WHAT YOU WILL DO:
(1) Copy, word for word, the part of the article below on rights in China that runs from "But a survey" up to and including "they were poor.".
(2) Condense the paragraph of the article below on rights in China that begins "But Chinese people also increasingly live" into a brief bulleted list that keeps its main facts.

SELECTED PASSAGE:
....................
Despite Flaws, Rights in China Have Expanded.

By HOWARD W. FRENCH
Published: August 2, 2008, The New York Times.

SHANGHAI — For the past two decades, China’s people became richer but not much freer, and the Communist Party has staked its future on their willingness to live with that tradeoff.

That, at least, is the conventional wisdom. But as the Olympic Games approach, training a spotlight on China’s rights record, that view obscures a more complex reality: political change, however gradual and inconsistent, has made China a significantly more open place for average people than it was a generation ago.

Much remains unfree here. The rights of public expression and assembly are sharply limited; minorities, especially in Tibet and Xinjiang Province, are repressed; and the party exercises a nearly complete monopoly on political decision making.

On The Way To The Olympics - Other NYT Articles:
China’s Leader Meets the Press, but Only on His Country’s Very Narrow Terms (August 2, 2008)
Olympic Organizers to Weigh Unblocking More Web Sites (August 2, 2008)


But Chinese people also increasingly live where they want to live. They travel abroad in ever larger numbers. Property rights have found broader support in the courts. Within well-defined limits, people also enjoy the fruits of the technological revolution, from cellphones to the Internet, and can communicate or find information with an ease that has few parallels in authoritarian countries of the past.

“Some people will tell you, look at the walls, and say they are still pretty high, while others will tell you that there is a lot of space between the walls,” said Nicholas Bequelin, a China specialist at Human Rights Watch. “Both things are true.”

New flexibility in rules that dictate where people live has allowed Song Daqing to escape poverty in Sichuan to sell vegetables in Shanghai.



Chinese who try to challenge the one-party state directly say authorities are no more tolerant of dissent than they were in the 1980s, and in some cases they are tougher on citizen-led campaigns to enforce legal rights or stop environmental abuses.

On the other hand, the definition of what constitutes a political challenge has changed. Individuals are far less likely to run afoul of a system that no longer demands conformity in political views or personal lifestyles.

The shift toward a more diverse society helps explain some anomalies in perceptions of life inside China. Amnesty International, the human rights group, reported this week that the rights situation had deteriorated significantly in the months before the Olympics despite China’s pledges to improve its record as a condition for hosting the games.

But a survey conducted by the Pew Global Attitudes Project this spring and issued last month found that an astounding 86 percent of Chinese said they were content with their country’s direction, double the percentage who said the same thing in 2002. Only 23 percent of Americans polled in the survey said they were satisfied with their country’s direction.

The speeches of China’s leaders, with their gray imagery and paternalistic phrasings, have changed relatively little, emphasizing unity, harmony and economic growth under party rule. The reality on the ground, though, has been transformed, partly because a more dynamic economy necessitates a more dynamic society, partly because money gives people options they did not have when they were poor.

Arguably the most dramatic change in the freedoms enjoyed by most Chinese has been the gradual erosion of a population registration system that tied people to their places of birth, preventing internal migration or, at its height, even tourism.

China has not formally abandoned the system, known as hukou, and it can still prove a nuisance. But as hundreds of millions of people have moved from the inland provinces to wealthier coastal cities in search of economic opportunity, authorities in one place after another have found themselves making concessions to this new reality.
....................
MATERIAL SUPPLIED:

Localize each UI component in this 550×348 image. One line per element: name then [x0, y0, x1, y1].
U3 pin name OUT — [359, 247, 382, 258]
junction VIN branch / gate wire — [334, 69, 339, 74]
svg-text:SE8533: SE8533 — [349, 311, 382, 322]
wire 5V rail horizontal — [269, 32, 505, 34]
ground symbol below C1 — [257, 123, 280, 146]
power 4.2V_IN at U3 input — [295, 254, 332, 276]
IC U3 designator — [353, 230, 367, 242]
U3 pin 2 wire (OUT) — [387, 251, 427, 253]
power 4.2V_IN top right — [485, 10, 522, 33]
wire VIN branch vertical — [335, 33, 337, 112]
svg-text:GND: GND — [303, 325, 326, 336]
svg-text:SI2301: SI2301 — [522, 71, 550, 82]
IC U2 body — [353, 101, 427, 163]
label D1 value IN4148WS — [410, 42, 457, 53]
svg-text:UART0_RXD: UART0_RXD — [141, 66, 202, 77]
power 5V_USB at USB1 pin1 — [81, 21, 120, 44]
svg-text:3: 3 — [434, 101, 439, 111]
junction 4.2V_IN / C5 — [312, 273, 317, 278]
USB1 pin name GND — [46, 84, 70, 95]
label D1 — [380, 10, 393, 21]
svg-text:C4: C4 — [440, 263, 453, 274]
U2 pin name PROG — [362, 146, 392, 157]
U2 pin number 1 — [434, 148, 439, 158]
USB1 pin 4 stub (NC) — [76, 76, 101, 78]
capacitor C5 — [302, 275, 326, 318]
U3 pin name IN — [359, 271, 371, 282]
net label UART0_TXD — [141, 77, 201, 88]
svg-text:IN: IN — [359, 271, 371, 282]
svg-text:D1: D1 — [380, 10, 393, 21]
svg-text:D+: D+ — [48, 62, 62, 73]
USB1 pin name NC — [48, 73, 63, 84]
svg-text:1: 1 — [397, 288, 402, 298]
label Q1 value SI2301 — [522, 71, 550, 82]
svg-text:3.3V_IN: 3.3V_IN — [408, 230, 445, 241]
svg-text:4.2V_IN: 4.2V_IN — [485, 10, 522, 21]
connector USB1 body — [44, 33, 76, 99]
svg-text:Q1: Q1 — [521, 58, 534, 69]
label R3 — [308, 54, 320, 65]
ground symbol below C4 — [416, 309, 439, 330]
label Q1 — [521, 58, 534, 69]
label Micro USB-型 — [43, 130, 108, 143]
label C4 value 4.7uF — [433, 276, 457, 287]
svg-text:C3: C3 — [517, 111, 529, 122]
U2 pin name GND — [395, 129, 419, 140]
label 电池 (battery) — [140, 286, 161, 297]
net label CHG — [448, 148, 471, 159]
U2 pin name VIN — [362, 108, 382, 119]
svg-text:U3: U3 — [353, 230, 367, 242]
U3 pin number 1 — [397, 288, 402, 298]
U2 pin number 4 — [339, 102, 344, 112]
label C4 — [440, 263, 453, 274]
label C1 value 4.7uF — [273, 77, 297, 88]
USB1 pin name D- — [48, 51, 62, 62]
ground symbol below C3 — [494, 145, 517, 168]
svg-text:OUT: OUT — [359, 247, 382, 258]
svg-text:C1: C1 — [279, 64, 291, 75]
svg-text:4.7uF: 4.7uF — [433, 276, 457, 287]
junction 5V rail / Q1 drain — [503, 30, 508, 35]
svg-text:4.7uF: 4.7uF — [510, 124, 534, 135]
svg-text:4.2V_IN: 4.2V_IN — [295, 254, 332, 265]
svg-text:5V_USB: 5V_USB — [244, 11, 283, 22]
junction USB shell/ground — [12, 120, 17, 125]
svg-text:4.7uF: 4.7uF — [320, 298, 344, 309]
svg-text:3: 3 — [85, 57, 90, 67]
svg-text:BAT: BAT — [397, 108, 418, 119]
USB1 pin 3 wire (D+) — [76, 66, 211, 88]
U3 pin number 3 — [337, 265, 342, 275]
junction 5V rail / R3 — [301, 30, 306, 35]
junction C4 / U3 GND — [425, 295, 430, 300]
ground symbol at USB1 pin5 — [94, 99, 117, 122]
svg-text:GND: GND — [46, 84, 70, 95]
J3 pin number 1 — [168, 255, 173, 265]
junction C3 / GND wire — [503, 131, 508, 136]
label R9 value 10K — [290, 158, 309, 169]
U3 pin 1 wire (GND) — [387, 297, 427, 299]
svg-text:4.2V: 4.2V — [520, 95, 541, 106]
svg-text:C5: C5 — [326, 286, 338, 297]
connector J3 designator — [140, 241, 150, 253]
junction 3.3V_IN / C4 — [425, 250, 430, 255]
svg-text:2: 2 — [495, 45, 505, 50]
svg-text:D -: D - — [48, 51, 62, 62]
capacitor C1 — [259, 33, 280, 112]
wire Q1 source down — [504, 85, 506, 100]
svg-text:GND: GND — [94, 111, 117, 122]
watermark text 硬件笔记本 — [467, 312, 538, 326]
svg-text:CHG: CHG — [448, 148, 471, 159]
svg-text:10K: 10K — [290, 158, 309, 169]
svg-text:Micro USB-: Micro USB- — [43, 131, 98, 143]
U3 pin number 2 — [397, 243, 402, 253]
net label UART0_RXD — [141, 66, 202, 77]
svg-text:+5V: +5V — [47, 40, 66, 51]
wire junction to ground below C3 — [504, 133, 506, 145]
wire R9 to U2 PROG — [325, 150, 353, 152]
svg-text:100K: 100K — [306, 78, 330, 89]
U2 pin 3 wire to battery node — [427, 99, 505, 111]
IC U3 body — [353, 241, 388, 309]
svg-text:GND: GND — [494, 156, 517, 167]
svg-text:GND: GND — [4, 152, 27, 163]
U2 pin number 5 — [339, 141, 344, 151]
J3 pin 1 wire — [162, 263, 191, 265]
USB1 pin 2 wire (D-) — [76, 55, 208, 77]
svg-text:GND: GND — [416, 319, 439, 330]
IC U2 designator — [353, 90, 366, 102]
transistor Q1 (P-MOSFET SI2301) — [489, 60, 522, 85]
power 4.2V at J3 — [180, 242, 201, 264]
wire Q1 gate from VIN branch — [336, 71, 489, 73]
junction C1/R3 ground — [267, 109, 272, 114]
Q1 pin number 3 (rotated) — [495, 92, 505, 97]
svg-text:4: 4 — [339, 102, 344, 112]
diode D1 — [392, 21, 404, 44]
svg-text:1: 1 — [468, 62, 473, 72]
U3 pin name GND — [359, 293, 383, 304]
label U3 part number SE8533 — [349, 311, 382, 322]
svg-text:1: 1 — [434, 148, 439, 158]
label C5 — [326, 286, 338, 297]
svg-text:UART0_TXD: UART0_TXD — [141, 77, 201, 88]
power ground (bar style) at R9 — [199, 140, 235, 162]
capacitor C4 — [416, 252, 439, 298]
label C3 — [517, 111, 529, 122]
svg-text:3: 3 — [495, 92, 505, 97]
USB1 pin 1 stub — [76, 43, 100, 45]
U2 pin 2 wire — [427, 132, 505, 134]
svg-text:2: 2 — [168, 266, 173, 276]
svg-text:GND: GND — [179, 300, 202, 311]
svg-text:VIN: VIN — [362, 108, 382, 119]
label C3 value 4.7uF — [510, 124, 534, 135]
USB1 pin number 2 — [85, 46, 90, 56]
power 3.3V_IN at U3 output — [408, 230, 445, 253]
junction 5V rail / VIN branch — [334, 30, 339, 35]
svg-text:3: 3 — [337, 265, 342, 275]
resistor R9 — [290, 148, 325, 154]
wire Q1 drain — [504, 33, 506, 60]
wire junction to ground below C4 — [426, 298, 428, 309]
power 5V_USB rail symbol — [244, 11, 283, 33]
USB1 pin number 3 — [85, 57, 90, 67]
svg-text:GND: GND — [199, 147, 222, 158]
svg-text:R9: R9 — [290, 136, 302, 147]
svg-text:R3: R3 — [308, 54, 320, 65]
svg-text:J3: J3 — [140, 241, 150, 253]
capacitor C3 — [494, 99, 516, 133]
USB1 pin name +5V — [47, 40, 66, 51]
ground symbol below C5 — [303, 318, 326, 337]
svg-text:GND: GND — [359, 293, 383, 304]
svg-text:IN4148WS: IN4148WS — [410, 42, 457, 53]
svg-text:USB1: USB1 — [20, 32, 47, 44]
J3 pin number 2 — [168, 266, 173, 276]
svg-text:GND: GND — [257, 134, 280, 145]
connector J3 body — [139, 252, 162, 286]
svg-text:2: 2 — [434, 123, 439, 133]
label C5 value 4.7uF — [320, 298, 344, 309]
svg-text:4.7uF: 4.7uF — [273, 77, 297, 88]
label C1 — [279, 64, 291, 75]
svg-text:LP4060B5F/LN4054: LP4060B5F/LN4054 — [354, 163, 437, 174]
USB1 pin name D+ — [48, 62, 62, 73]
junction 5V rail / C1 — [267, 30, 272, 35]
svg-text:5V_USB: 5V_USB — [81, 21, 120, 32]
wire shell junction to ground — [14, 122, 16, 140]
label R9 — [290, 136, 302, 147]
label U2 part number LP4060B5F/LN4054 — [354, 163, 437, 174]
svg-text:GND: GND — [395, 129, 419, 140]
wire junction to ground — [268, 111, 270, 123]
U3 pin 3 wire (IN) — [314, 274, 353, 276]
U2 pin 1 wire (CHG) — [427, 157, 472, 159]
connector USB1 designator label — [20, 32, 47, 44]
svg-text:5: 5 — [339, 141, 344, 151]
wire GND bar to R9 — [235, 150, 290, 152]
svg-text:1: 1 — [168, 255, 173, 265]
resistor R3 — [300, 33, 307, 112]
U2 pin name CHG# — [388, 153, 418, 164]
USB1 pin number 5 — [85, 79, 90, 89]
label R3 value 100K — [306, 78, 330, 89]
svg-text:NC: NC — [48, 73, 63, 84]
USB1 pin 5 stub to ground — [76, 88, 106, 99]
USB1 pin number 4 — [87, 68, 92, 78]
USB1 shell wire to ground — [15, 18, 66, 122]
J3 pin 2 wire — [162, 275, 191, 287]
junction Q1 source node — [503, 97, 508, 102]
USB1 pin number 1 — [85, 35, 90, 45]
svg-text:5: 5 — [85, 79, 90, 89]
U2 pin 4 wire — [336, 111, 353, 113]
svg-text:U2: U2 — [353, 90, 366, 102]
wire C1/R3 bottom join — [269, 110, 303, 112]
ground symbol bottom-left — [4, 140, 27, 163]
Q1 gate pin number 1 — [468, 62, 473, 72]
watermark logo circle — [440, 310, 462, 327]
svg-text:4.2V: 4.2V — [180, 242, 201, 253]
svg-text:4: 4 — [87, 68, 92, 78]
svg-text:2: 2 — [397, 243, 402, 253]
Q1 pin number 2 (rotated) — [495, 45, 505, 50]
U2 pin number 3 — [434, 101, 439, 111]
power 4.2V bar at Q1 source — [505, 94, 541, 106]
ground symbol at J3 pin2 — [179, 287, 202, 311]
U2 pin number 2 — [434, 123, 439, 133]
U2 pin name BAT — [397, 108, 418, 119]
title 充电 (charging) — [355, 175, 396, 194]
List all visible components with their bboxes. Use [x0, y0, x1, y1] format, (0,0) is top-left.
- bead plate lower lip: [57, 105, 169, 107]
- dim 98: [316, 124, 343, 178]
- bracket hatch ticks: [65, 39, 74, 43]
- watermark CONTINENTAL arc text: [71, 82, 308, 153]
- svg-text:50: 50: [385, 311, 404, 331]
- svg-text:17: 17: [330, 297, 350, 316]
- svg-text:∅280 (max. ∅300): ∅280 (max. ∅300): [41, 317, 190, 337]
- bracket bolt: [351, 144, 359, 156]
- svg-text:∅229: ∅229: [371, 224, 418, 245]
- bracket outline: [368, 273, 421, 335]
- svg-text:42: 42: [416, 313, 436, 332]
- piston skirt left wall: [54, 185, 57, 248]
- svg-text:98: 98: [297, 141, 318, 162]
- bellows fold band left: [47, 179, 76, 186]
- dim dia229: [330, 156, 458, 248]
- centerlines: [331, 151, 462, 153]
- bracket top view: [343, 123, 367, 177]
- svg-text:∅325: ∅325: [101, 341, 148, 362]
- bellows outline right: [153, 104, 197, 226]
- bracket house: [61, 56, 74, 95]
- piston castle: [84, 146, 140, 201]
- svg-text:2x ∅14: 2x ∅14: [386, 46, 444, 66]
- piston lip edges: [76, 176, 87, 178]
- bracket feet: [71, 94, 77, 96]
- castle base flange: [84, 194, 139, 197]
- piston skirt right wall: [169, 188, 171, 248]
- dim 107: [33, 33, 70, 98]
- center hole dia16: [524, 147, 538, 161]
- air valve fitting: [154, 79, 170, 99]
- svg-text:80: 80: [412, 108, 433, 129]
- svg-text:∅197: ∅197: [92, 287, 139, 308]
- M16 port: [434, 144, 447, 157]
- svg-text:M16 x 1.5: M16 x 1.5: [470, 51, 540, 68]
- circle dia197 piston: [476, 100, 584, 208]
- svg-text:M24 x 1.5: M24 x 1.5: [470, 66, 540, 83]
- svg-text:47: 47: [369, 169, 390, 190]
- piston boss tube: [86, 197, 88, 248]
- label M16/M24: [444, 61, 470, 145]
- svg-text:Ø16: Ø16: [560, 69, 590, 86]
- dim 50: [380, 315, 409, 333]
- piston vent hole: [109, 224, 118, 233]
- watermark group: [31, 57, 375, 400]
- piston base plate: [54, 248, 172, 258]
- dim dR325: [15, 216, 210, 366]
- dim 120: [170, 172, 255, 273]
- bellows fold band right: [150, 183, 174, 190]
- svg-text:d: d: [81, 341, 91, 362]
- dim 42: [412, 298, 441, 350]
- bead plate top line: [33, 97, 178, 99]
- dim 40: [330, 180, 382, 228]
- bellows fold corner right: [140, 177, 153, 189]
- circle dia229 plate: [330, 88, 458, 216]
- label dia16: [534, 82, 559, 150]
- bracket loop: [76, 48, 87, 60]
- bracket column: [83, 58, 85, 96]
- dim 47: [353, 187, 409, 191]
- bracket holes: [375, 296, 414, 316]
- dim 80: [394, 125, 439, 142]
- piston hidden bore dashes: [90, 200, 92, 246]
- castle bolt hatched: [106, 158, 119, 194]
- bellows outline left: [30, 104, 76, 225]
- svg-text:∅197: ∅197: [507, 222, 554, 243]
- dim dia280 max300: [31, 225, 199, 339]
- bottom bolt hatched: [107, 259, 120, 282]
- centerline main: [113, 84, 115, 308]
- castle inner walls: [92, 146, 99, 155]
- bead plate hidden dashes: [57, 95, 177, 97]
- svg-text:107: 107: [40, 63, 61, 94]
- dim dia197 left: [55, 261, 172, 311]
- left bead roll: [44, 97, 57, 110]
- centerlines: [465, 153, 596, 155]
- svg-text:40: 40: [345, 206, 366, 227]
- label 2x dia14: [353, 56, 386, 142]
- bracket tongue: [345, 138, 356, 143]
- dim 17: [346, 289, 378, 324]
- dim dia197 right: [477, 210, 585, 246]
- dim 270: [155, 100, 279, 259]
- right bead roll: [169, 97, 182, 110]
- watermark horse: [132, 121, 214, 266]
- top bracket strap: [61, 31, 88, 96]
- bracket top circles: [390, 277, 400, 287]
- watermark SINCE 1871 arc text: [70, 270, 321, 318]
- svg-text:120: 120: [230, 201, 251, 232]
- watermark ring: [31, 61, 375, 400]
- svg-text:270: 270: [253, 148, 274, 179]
....................
ANSWERS FOR THE TASKS:
(1)
But a survey conducted by the Pew Global Attitudes Project this spring and issued last month found that an astounding 86 percent of Chinese said they were content with their country’s direction, double the percentage who said the same thing in 2002. Only 23 percent of Americans polled in the survey said they were satisfied with their country’s direction.

The speeches of China’s leaders, with their gray imagery and paternalistic phrasings, have changed relatively little, emphasizing unity, harmony and economic growth under party rule. The reality on the ground, though, has been transformed, partly because a more dynamic economy necessitates a more dynamic society, partly because money gives people options they did not have when they were poor.

(2)
- Chinese people increasingly live where they want to live.
- They travel abroad in ever larger numbers.
- Property rights have found broader support in the courts.
- Within well-defined limits, people enjoy the fruits of the technological revolution, from cellphones to the Internet.
- They can communicate or find information with an ease that has few parallels in authoritarian countries of the past.